(Dataset entries)
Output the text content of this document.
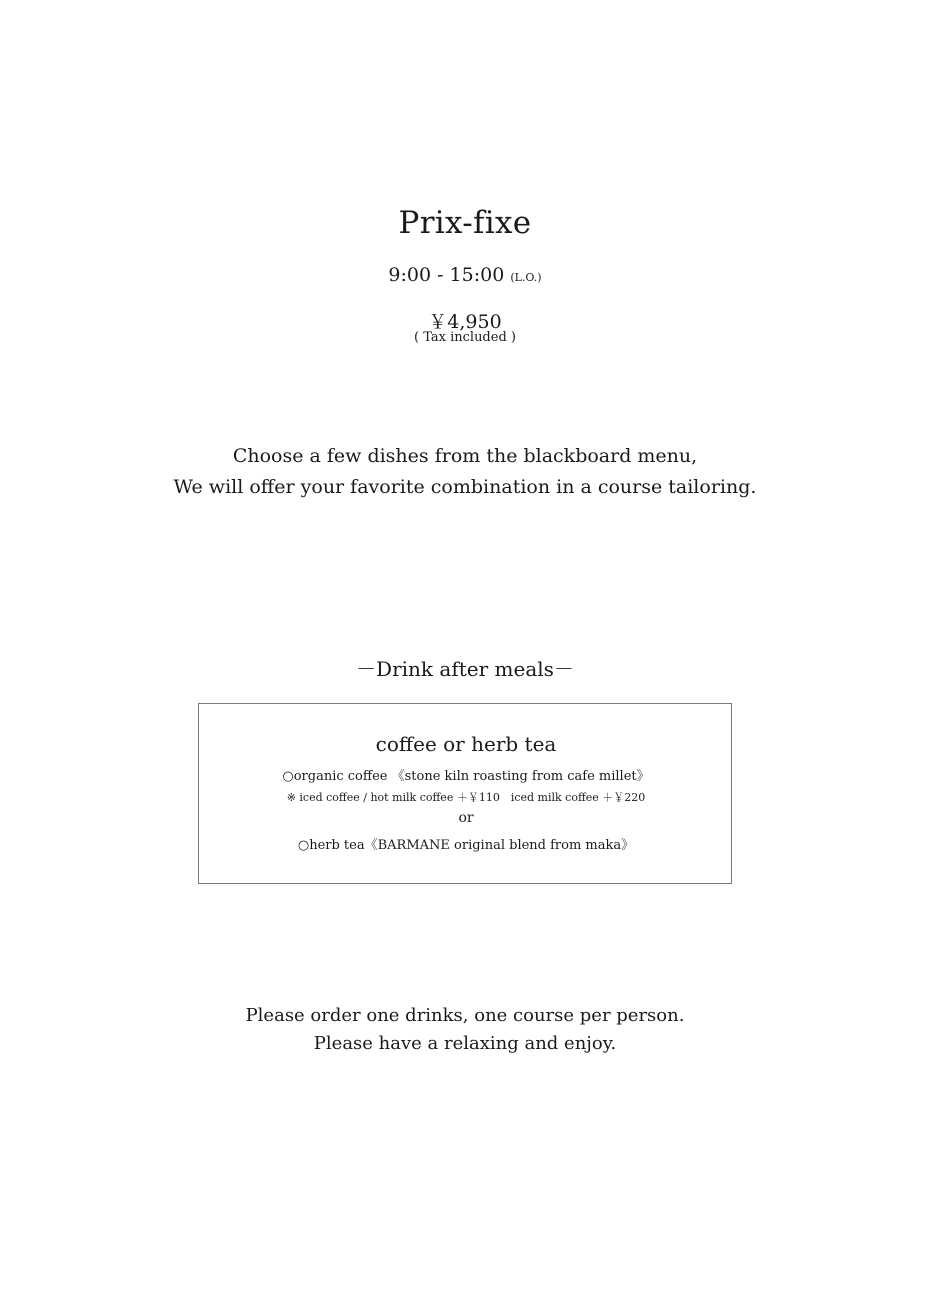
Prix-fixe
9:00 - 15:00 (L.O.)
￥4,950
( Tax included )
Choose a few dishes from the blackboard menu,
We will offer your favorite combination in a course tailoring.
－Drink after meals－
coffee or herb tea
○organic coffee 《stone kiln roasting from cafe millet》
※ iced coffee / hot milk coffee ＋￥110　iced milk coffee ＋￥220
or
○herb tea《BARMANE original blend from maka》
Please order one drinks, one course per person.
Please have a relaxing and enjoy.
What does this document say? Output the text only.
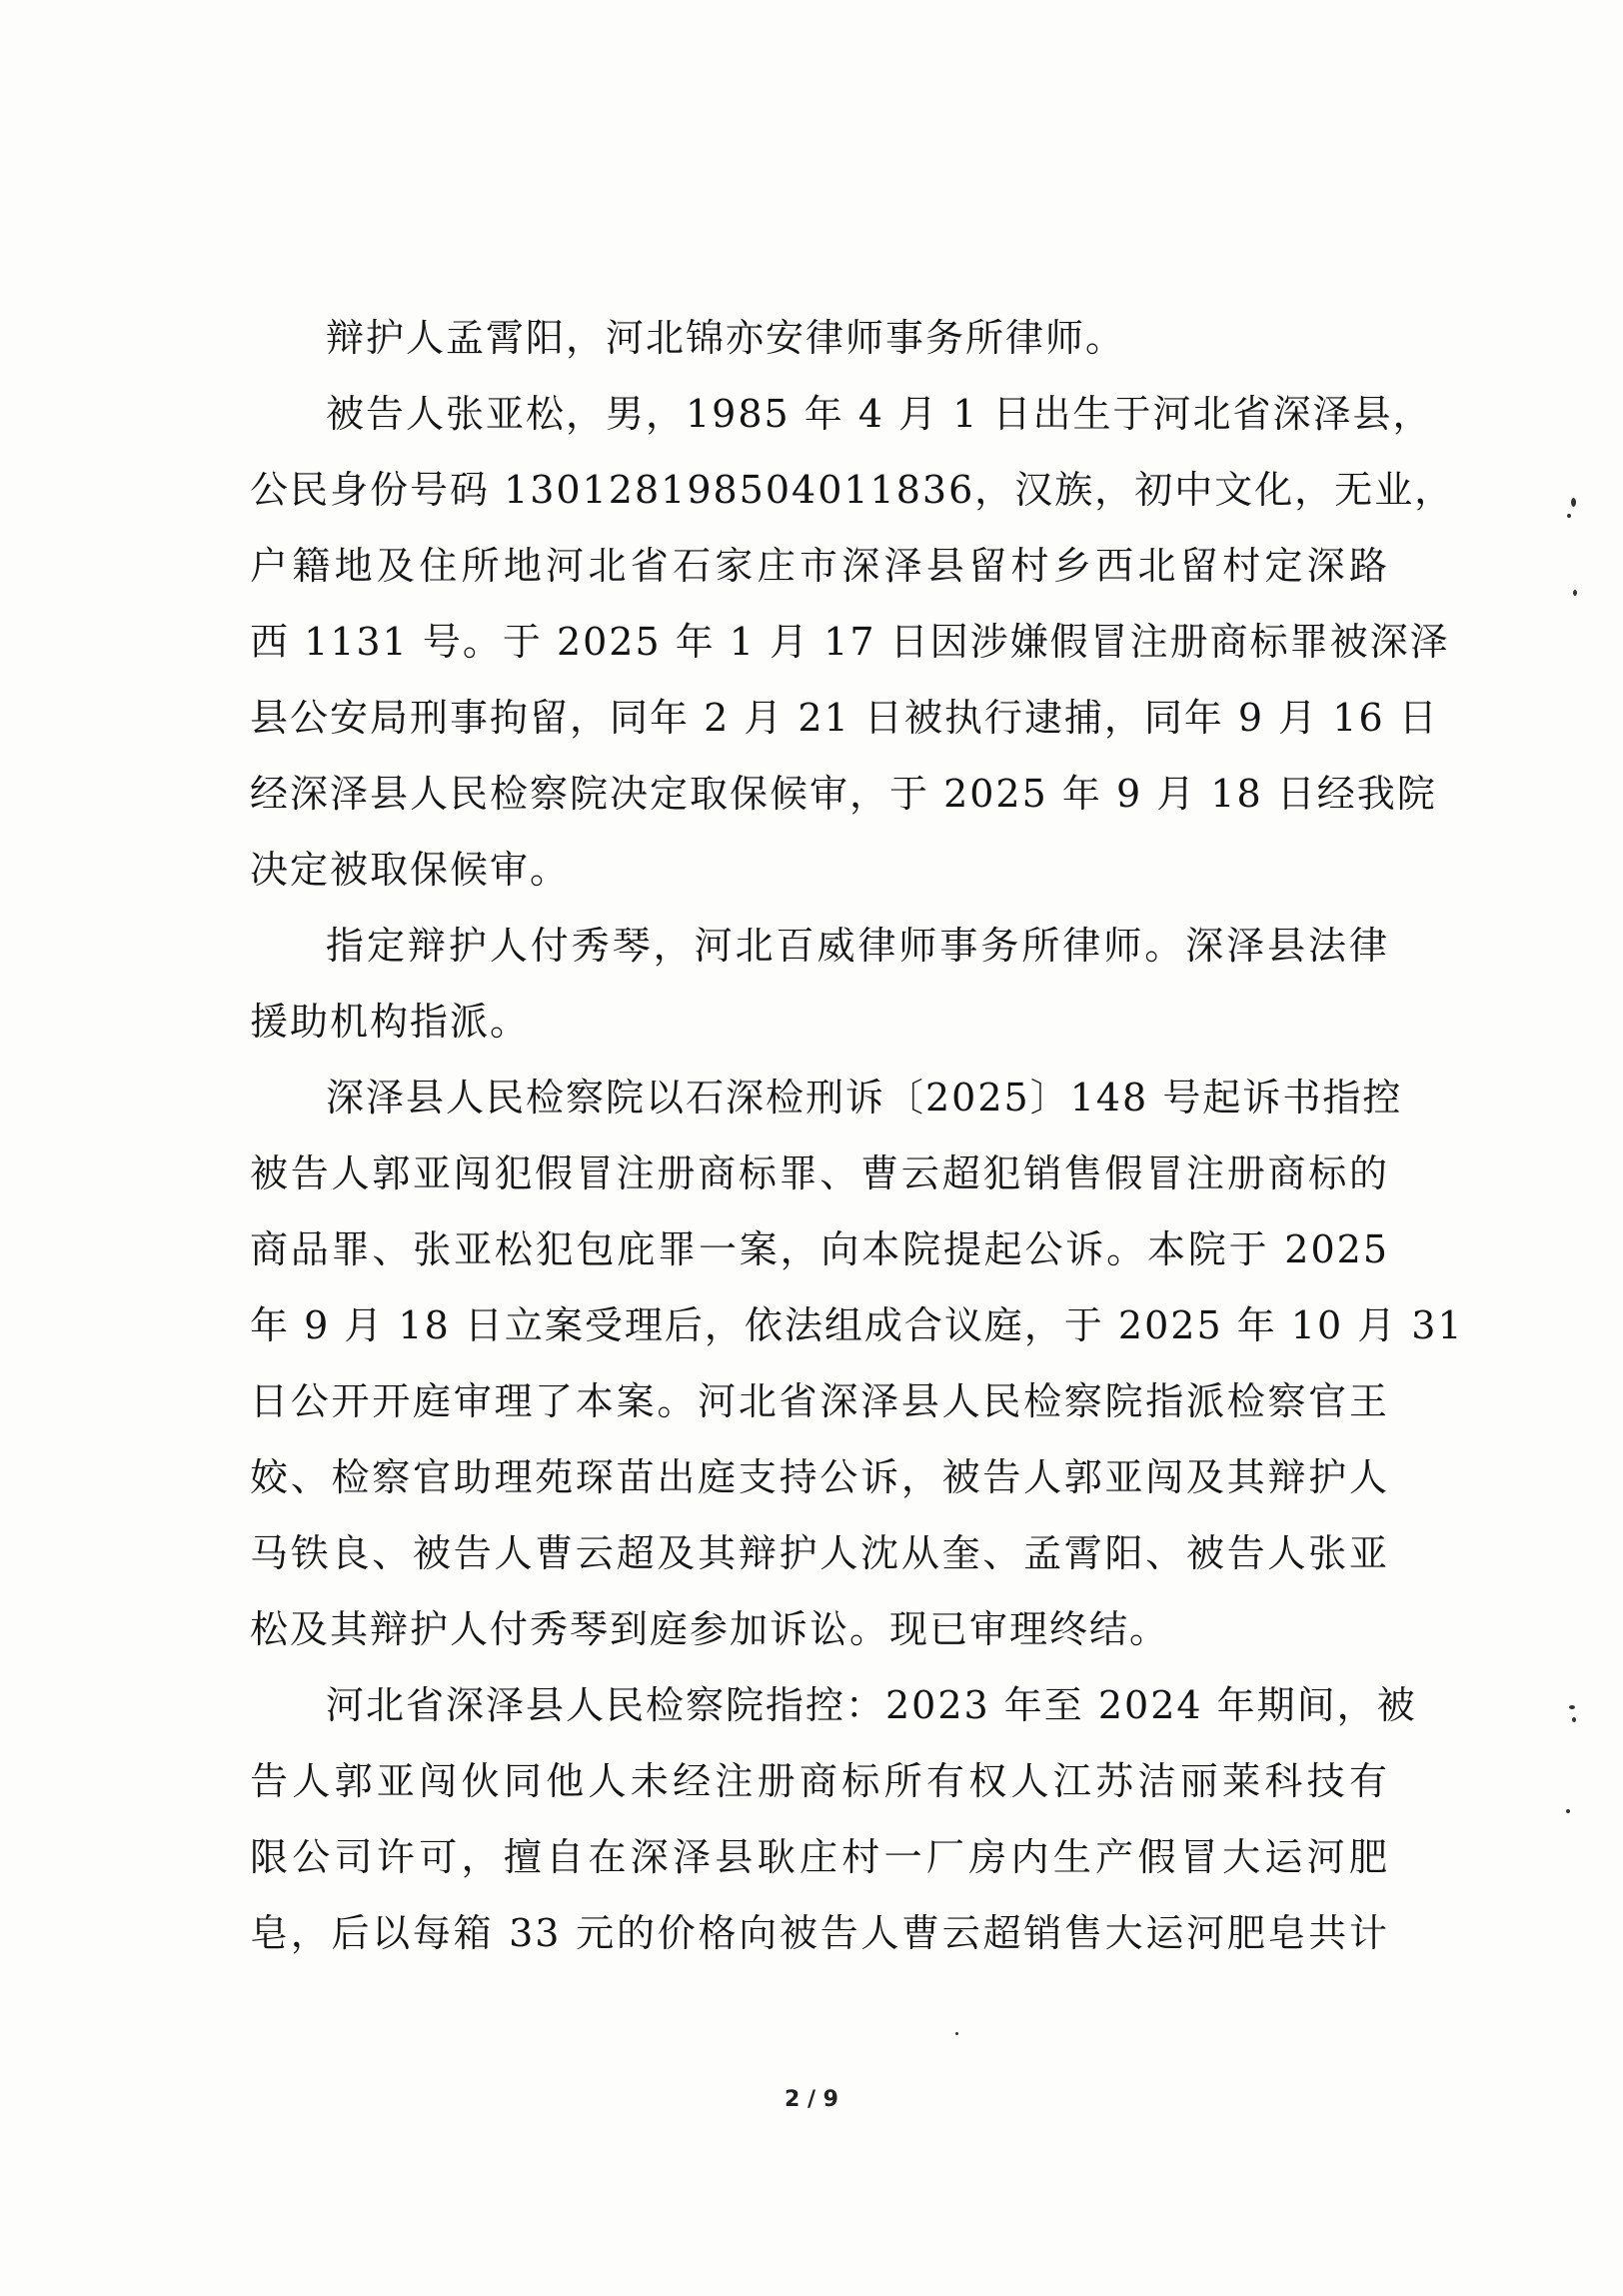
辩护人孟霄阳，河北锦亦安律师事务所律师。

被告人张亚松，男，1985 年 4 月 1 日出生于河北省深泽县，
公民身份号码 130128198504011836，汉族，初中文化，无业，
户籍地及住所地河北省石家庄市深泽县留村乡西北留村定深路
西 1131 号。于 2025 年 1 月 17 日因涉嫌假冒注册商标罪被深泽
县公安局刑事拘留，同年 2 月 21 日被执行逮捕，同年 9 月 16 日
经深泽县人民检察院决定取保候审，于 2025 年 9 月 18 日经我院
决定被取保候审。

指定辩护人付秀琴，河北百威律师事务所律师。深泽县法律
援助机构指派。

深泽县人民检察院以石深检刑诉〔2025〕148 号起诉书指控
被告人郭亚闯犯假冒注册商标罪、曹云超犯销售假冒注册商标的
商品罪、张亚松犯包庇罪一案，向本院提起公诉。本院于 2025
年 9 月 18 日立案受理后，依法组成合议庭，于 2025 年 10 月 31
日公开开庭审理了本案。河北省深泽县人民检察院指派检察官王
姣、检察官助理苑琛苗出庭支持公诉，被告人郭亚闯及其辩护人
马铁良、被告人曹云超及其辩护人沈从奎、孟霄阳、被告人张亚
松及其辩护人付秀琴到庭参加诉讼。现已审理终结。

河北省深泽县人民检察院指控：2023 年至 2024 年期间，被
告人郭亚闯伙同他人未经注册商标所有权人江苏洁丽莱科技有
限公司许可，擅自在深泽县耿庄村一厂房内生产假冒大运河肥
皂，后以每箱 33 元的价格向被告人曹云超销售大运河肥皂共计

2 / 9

[Exercise prompt] The records above are to be quoted exactly, with all pictures left out.

[Task solution]
Output the text content of this document.
Prix-fixe
9:00 - 15:00 (L.O.)
￥4,950
( Tax included )
Choose a few dishes from the blackboard menu,
We will offer your favorite combination in a course tailoring.
－Drink after meals－
coffee or herb tea
○organic coffee 《stone kiln roasting from cafe millet》
※ iced coffee / hot milk coffee ＋￥110　iced milk coffee ＋￥220
or
○herb tea《BARMANE original blend from maka》
Please order one drinks, one course per person.
Please have a relaxing and enjoy.
What does this document say? Output the text only.
辩护人孟霄阳，河北锦亦安律师事务所律师。

被告人张亚松，男，1985 年 4 月 1 日出生于河北省深泽县，
公民身份号码 130128198504011836，汉族，初中文化，无业，
户籍地及住所地河北省石家庄市深泽县留村乡西北留村定深路
西 1131 号。于 2025 年 1 月 17 日因涉嫌假冒注册商标罪被深泽
县公安局刑事拘留，同年 2 月 21 日被执行逮捕，同年 9 月 16 日
经深泽县人民检察院决定取保候审，于 2025 年 9 月 18 日经我院
决定被取保候审。

指定辩护人付秀琴，河北百威律师事务所律师。深泽县法律
援助机构指派。

深泽县人民检察院以石深检刑诉〔2025〕148 号起诉书指控
被告人郭亚闯犯假冒注册商标罪、曹云超犯销售假冒注册商标的
商品罪、张亚松犯包庇罪一案，向本院提起公诉。本院于 2025
年 9 月 18 日立案受理后，依法组成合议庭，于 2025 年 10 月 31
日公开开庭审理了本案。河北省深泽县人民检察院指派检察官王
姣、检察官助理苑琛苗出庭支持公诉，被告人郭亚闯及其辩护人
马铁良、被告人曹云超及其辩护人沈从奎、孟霄阳、被告人张亚
松及其辩护人付秀琴到庭参加诉讼。现已审理终结。

河北省深泽县人民检察院指控：2023 年至 2024 年期间，被
告人郭亚闯伙同他人未经注册商标所有权人江苏洁丽莱科技有
限公司许可，擅自在深泽县耿庄村一厂房内生产假冒大运河肥
皂，后以每箱 33 元的价格向被告人曹云超销售大运河肥皂共计

2 / 9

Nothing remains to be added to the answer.